** Start **

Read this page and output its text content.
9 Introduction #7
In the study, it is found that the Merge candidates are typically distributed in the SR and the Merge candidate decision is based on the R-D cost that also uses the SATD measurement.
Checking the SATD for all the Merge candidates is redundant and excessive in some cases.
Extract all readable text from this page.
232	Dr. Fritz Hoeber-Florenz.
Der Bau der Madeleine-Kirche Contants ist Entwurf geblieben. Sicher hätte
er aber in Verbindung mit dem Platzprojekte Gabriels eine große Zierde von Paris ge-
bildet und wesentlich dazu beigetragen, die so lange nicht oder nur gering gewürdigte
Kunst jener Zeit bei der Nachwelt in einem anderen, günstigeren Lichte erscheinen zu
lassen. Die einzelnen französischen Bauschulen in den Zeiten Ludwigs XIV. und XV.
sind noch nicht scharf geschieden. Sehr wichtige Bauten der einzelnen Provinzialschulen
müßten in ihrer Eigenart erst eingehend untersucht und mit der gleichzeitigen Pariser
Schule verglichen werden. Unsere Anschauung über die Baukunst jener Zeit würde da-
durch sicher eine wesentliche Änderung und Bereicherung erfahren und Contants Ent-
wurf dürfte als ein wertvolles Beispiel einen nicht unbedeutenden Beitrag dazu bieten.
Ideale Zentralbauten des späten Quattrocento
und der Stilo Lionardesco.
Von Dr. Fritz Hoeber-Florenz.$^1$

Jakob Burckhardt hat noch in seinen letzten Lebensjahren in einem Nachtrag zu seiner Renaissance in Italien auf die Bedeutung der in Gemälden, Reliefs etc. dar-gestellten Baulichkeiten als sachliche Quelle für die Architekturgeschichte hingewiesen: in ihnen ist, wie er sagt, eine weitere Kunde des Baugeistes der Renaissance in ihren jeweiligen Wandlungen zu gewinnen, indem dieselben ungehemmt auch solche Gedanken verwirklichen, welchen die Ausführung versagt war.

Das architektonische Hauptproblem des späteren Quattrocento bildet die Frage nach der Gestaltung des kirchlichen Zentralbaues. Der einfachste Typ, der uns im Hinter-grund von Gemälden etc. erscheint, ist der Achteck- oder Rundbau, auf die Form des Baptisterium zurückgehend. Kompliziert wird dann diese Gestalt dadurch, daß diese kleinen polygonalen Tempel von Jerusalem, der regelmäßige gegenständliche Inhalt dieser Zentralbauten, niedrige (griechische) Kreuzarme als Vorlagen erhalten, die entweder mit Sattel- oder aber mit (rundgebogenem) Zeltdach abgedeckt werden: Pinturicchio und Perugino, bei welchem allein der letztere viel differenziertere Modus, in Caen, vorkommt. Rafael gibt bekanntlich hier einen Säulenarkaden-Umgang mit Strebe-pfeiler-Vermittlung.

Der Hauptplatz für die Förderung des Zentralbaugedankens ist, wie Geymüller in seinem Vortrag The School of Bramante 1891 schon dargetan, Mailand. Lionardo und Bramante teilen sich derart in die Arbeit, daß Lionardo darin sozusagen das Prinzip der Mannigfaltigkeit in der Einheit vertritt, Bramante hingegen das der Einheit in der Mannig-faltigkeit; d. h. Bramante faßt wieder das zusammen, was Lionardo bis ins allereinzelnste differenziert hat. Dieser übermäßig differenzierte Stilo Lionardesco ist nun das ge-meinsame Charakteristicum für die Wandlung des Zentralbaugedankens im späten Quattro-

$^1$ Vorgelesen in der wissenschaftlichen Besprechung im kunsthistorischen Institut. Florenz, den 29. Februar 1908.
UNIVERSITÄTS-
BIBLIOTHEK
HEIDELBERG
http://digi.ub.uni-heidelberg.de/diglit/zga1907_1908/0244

** End **

## YOUR OBJECTIVE
Note each line of the entries that has "Fritz" in it, and copy those lines.

## COMPLETED EXERCISE
232	Dr. Fritz Hoeber-Florenz.
Von Dr. Fritz Hoeber-Florenz.$^1$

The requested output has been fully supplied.